### WHAT IS REQUIRED
Exactly as written, quote every line that follows, skipping the images.

### ROWS

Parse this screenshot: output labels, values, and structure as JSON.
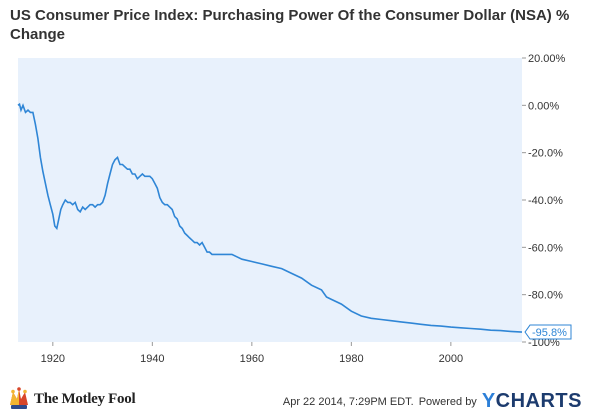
{
  "header": {
    "title": "US Consumer Price Index: Purchasing Power Of the Consumer Dollar (NSA) % Change"
  },
  "chart_data": {
    "type": "line",
    "title": "US Consumer Price Index: Purchasing Power Of the Consumer Dollar (NSA) % Change",
    "xlabel": "",
    "ylabel": "",
    "xlim": [
      1913,
      2014.3
    ],
    "ylim": [
      -100,
      20
    ],
    "x_ticks": [
      1920,
      1940,
      1960,
      1980,
      2000
    ],
    "x_tick_labels": [
      "1920",
      "1940",
      "1960",
      "1980",
      "2000"
    ],
    "y_ticks": [
      20,
      0,
      -20,
      -40,
      -60,
      -80,
      -100
    ],
    "y_tick_labels": [
      "20.00%",
      "0.00%",
      "-20.0%",
      "-40.0%",
      "-60.0%",
      "-80.0%",
      "-100%"
    ],
    "y_axis_position": "right",
    "grid": false,
    "line_color": "#2f86d6",
    "plot_background": "#e8f1fc",
    "last_value_label": "-95.8%",
    "series": [
      {
        "x": [
          1913,
          1913.3,
          1913.6,
          1914,
          1914.5,
          1915,
          1915.5,
          1916,
          1916.5,
          1917,
          1917.5,
          1918,
          1918.5,
          1919,
          1919.5,
          1920,
          1920.4,
          1920.8,
          1921.2,
          1921.6,
          1922,
          1922.5,
          1923,
          1923.5,
          1924,
          1924.5,
          1925,
          1925.5,
          1926,
          1926.5,
          1927,
          1927.5,
          1928,
          1928.5,
          1929,
          1929.5,
          1930,
          1930.5,
          1931,
          1931.5,
          1932,
          1932.5,
          1933,
          1933.5,
          1934,
          1934.5,
          1935,
          1935.5,
          1936,
          1936.5,
          1937,
          1937.5,
          1938,
          1938.5,
          1939,
          1939.5,
          1940,
          1940.5,
          1941,
          1941.5,
          1942,
          1942.5,
          1943,
          1943.5,
          1944,
          1944.5,
          1945,
          1945.5,
          1946,
          1946.5,
          1947,
          1947.5,
          1948,
          1948.5,
          1949,
          1949.5,
          1950,
          1950.5,
          1951,
          1951.5,
          1952,
          1953,
          1954,
          1955,
          1956,
          1957,
          1958,
          1960,
          1962,
          1964,
          1966,
          1968,
          1970,
          1972,
          1974,
          1975,
          1976,
          1978,
          1980,
          1982,
          1984,
          1986,
          1988,
          1990,
          1992,
          1994,
          1996,
          1998,
          2000,
          2002,
          2004,
          2006,
          2008,
          2010,
          2012,
          2014.3
        ],
        "y": [
          0,
          0.5,
          -2,
          0,
          -3,
          -2,
          -3,
          -3,
          -8,
          -14,
          -22,
          -28,
          -33,
          -38,
          -42,
          -46,
          -51,
          -52,
          -48,
          -44,
          -42,
          -40,
          -41,
          -41,
          -42,
          -41,
          -44,
          -45,
          -43,
          -44,
          -43,
          -42,
          -42,
          -43,
          -42,
          -42,
          -41,
          -38,
          -33,
          -29,
          -25,
          -23,
          -22,
          -25,
          -25,
          -26,
          -27,
          -27,
          -29,
          -29,
          -31,
          -30,
          -29,
          -30,
          -30,
          -30,
          -31,
          -33,
          -35,
          -39,
          -41,
          -42,
          -42,
          -43,
          -44,
          -47,
          -48,
          -51,
          -52,
          -54,
          -55,
          -56,
          -57,
          -58,
          -58,
          -59,
          -58,
          -60,
          -62,
          -62,
          -63,
          -63,
          -63,
          -63,
          -63,
          -64,
          -65,
          -66,
          -67,
          -68,
          -69,
          -71,
          -73,
          -76,
          -78,
          -81,
          -82,
          -84,
          -87,
          -89,
          -90,
          -90.5,
          -91,
          -91.5,
          -92,
          -92.5,
          -93,
          -93.3,
          -93.7,
          -94,
          -94.3,
          -94.6,
          -95,
          -95.2,
          -95.5,
          -95.8
        ]
      }
    ]
  },
  "footer": {
    "brand": "The Motley Fool",
    "timestamp": "Apr 22 2014, 7:29PM EDT.",
    "powered_by": "Powered by",
    "ycharts_y": "Y",
    "ycharts_rest": "CHARTS"
  },
  "icons": {
    "jester": "jester-hat-icon",
    "ycharts": "ycharts-logo-icon"
  }
}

### RESPONSE
Parse this screenshot: output labels, values, and structure as JSON.
{
  "header": {
    "title": "US Consumer Price Index: Purchasing Power Of the Consumer Dollar (NSA) % Change"
  },
  "chart_data": {
    "type": "line",
    "title": "US Consumer Price Index: Purchasing Power Of the Consumer Dollar (NSA) % Change",
    "xlabel": "",
    "ylabel": "",
    "xlim": [
      1913,
      2014.3
    ],
    "ylim": [
      -100,
      20
    ],
    "x_ticks": [
      1920,
      1940,
      1960,
      1980,
      2000
    ],
    "x_tick_labels": [
      "1920",
      "1940",
      "1960",
      "1980",
      "2000"
    ],
    "y_ticks": [
      20,
      0,
      -20,
      -40,
      -60,
      -80,
      -100
    ],
    "y_tick_labels": [
      "20.00%",
      "0.00%",
      "-20.0%",
      "-40.0%",
      "-60.0%",
      "-80.0%",
      "-100%"
    ],
    "y_axis_position": "right",
    "grid": false,
    "line_color": "#2f86d6",
    "plot_background": "#e8f1fc",
    "last_value_label": "-95.8%",
    "series": [
      {
        "x": [
          1913,
          1913.3,
          1913.6,
          1914,
          1914.5,
          1915,
          1915.5,
          1916,
          1916.5,
          1917,
          1917.5,
          1918,
          1918.5,
          1919,
          1919.5,
          1920,
          1920.4,
          1920.8,
          1921.2,
          1921.6,
          1922,
          1922.5,
          1923,
          1923.5,
          1924,
          1924.5,
          1925,
          1925.5,
          1926,
          1926.5,
          1927,
          1927.5,
          1928,
          1928.5,
          1929,
          1929.5,
          1930,
          1930.5,
          1931,
          1931.5,
          1932,
          1932.5,
          1933,
          1933.5,
          1934,
          1934.5,
          1935,
          1935.5,
          1936,
          1936.5,
          1937,
          1937.5,
          1938,
          1938.5,
          1939,
          1939.5,
          1940,
          1940.5,
          1941,
          1941.5,
          1942,
          1942.5,
          1943,
          1943.5,
          1944,
          1944.5,
          1945,
          1945.5,
          1946,
          1946.5,
          1947,
          1947.5,
          1948,
          1948.5,
          1949,
          1949.5,
          1950,
          1950.5,
          1951,
          1951.5,
          1952,
          1953,
          1954,
          1955,
          1956,
          1957,
          1958,
          1960,
          1962,
          1964,
          1966,
          1968,
          1970,
          1972,
          1974,
          1975,
          1976,
          1978,
          1980,
          1982,
          1984,
          1986,
          1988,
          1990,
          1992,
          1994,
          1996,
          1998,
          2000,
          2002,
          2004,
          2006,
          2008,
          2010,
          2012,
          2014.3
        ],
        "y": [
          0,
          0.5,
          -2,
          0,
          -3,
          -2,
          -3,
          -3,
          -8,
          -14,
          -22,
          -28,
          -33,
          -38,
          -42,
          -46,
          -51,
          -52,
          -48,
          -44,
          -42,
          -40,
          -41,
          -41,
          -42,
          -41,
          -44,
          -45,
          -43,
          -44,
          -43,
          -42,
          -42,
          -43,
          -42,
          -42,
          -41,
          -38,
          -33,
          -29,
          -25,
          -23,
          -22,
          -25,
          -25,
          -26,
          -27,
          -27,
          -29,
          -29,
          -31,
          -30,
          -29,
          -30,
          -30,
          -30,
          -31,
          -33,
          -35,
          -39,
          -41,
          -42,
          -42,
          -43,
          -44,
          -47,
          -48,
          -51,
          -52,
          -54,
          -55,
          -56,
          -57,
          -58,
          -58,
          -59,
          -58,
          -60,
          -62,
          -62,
          -63,
          -63,
          -63,
          -63,
          -63,
          -64,
          -65,
          -66,
          -67,
          -68,
          -69,
          -71,
          -73,
          -76,
          -78,
          -81,
          -82,
          -84,
          -87,
          -89,
          -90,
          -90.5,
          -91,
          -91.5,
          -92,
          -92.5,
          -93,
          -93.3,
          -93.7,
          -94,
          -94.3,
          -94.6,
          -95,
          -95.2,
          -95.5,
          -95.8
        ]
      }
    ]
  },
  "footer": {
    "brand": "The Motley Fool",
    "timestamp": "Apr 22 2014, 7:29PM EDT.",
    "powered_by": "Powered by",
    "ycharts_y": "Y",
    "ycharts_rest": "CHARTS"
  },
  "icons": {
    "jester": "jester-hat-icon",
    "ycharts": "ycharts-logo-icon"
  }
}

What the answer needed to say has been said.